— START OF RECORDS FOR THIS TASK —
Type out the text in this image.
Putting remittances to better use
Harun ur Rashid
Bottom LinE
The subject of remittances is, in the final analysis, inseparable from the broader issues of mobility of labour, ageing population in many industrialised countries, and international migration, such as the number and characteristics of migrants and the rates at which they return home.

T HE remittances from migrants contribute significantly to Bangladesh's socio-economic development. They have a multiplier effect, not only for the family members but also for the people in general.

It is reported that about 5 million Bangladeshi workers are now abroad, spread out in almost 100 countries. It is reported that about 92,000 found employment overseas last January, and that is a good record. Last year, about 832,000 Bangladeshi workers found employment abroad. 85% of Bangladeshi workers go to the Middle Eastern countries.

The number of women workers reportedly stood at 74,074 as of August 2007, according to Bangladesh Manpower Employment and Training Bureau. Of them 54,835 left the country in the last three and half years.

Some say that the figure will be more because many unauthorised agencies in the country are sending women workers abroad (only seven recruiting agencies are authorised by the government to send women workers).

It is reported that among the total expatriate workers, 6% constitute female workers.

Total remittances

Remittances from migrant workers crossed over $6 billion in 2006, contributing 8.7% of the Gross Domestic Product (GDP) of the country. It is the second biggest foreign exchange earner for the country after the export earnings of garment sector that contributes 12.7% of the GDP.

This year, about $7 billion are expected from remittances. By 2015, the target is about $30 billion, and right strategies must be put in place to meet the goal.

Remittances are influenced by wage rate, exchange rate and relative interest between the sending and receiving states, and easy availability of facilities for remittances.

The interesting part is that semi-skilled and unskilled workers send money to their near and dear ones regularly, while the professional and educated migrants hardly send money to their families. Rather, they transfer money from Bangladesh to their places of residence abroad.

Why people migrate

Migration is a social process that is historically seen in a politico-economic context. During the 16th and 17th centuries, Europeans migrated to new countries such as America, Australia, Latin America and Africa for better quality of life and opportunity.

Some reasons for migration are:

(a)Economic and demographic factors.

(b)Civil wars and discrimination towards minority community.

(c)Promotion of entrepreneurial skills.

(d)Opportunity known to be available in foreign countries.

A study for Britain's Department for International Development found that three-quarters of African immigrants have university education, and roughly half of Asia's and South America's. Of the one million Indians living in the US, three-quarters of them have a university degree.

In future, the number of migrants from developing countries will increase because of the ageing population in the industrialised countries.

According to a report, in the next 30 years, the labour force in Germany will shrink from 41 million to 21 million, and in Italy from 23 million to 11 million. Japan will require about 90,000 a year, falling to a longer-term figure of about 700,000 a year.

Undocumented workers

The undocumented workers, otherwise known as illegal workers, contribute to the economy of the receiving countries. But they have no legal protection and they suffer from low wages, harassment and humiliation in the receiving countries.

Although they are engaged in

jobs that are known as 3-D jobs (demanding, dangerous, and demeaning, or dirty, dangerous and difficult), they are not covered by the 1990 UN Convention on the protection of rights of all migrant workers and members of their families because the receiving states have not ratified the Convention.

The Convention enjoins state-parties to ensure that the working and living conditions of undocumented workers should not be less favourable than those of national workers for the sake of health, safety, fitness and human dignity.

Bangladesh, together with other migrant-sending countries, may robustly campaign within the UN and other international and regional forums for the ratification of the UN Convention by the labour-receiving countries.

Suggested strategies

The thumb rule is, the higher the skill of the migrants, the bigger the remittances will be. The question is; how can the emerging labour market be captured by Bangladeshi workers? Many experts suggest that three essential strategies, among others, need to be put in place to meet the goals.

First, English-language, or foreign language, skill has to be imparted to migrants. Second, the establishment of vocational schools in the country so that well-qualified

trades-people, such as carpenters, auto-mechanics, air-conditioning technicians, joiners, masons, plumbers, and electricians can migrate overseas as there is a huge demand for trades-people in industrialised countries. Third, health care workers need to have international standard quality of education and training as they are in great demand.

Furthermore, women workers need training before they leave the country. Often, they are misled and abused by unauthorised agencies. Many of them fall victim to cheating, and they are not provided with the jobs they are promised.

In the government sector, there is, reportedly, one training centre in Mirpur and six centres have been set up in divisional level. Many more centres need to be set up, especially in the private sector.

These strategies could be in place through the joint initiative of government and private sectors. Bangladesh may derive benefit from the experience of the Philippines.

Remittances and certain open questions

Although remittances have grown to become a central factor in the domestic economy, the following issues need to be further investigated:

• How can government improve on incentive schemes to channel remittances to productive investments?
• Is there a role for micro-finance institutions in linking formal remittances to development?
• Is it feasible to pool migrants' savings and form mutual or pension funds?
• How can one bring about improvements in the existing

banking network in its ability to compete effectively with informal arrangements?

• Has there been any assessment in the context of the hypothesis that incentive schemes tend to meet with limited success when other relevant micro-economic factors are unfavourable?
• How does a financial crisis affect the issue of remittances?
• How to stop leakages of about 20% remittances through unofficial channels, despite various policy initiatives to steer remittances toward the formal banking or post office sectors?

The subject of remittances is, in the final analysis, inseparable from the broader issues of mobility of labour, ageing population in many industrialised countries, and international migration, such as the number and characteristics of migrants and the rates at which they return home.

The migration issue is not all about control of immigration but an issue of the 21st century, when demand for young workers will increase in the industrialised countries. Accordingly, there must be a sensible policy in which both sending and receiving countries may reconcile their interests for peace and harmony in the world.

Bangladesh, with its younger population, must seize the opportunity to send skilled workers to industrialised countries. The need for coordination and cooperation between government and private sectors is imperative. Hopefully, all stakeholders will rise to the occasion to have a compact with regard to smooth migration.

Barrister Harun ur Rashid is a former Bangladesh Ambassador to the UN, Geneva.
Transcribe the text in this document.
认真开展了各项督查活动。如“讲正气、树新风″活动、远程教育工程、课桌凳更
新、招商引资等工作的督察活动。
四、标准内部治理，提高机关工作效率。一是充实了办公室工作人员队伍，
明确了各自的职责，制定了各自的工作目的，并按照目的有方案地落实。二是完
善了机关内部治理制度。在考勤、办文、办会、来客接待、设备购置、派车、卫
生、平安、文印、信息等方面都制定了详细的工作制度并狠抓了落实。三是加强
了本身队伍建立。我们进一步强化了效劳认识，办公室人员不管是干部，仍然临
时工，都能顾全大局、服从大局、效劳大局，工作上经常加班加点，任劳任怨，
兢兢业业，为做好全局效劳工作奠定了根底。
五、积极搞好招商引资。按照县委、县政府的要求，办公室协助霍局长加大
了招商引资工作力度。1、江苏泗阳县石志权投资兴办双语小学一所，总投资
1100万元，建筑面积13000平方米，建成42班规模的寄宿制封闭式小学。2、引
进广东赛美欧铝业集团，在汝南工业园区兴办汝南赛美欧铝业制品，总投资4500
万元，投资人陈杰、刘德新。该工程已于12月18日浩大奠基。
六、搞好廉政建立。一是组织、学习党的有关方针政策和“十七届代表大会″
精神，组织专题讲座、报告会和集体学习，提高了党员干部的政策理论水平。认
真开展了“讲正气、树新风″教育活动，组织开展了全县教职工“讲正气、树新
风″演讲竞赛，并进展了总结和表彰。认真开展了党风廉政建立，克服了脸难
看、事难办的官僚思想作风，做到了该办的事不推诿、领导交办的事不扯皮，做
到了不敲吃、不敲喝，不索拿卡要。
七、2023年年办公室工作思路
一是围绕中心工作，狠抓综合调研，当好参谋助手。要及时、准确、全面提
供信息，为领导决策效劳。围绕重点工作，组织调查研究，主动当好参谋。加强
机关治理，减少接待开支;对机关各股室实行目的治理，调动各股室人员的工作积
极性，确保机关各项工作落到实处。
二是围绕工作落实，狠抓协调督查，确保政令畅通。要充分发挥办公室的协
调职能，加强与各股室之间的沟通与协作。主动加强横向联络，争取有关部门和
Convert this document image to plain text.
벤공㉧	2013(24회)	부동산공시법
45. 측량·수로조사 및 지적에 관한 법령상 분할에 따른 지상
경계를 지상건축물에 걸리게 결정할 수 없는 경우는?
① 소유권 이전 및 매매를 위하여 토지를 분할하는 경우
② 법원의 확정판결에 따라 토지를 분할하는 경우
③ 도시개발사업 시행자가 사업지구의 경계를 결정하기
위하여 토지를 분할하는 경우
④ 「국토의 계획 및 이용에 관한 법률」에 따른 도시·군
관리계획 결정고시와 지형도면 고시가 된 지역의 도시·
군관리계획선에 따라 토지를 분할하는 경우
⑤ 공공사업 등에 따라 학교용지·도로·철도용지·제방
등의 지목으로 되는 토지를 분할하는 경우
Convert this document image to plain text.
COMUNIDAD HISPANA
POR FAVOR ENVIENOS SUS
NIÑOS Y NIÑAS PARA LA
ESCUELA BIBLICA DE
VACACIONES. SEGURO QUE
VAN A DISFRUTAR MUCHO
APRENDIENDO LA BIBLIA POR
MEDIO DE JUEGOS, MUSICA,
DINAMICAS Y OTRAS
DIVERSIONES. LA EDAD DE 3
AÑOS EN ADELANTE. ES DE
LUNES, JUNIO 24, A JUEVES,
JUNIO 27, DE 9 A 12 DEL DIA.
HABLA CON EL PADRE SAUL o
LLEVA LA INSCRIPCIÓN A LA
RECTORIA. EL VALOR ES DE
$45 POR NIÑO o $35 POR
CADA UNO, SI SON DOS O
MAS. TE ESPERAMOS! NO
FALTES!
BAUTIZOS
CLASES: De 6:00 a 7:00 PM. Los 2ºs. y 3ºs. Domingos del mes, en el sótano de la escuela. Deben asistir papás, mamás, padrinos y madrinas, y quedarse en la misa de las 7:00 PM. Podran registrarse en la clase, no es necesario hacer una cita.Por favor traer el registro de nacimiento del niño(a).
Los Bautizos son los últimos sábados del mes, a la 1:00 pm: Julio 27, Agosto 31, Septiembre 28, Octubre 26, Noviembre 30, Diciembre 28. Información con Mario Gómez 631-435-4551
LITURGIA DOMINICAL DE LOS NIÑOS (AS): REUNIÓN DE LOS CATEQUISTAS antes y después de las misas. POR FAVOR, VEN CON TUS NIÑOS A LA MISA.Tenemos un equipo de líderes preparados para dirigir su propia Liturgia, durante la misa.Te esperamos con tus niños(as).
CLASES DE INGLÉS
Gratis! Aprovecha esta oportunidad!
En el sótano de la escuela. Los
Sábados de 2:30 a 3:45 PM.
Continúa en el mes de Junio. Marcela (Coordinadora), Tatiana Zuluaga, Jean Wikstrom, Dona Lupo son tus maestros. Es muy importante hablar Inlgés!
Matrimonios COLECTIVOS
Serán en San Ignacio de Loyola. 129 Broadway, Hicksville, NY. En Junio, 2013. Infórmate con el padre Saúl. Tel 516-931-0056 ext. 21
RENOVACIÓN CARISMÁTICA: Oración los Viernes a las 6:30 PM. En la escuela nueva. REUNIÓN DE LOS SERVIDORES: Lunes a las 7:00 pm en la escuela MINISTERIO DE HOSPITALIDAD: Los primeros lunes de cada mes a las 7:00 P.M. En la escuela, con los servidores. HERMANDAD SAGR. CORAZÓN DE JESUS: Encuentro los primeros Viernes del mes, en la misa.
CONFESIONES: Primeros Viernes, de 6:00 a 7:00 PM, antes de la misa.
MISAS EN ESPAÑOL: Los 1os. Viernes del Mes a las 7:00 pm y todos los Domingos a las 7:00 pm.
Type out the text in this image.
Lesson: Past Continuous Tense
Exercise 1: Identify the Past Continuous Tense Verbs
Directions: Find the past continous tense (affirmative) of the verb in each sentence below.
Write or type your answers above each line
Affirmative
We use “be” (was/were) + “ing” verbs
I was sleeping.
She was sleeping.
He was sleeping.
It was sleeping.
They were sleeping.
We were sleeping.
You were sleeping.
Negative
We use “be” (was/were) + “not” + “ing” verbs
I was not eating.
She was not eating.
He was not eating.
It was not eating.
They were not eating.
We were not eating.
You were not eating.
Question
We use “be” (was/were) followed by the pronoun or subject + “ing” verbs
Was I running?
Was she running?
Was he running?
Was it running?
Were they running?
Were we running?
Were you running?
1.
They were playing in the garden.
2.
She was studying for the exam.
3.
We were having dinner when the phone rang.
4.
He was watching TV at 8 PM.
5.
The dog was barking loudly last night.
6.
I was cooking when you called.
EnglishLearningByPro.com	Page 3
— END OF RECORDS FOR THIS TASK —
EXERCISE DESCRIPTION: Where a line in the material above holds "sótano", copy that line.

EXERCISE RESPONSE:
CLASES: De 6:00 a 7:00 PM. Los 2ºs. y 3ºs. Domingos del mes, en el sótano de la escuela. Deben asistir papás, mamás, padrinos y madrinas, y quedarse en la misa de las 7:00 PM. Podran registrarse en la clase, no es necesario hacer una cita.Por favor traer el registro de nacimiento del niño(a).
En el sótano de la escuela. Los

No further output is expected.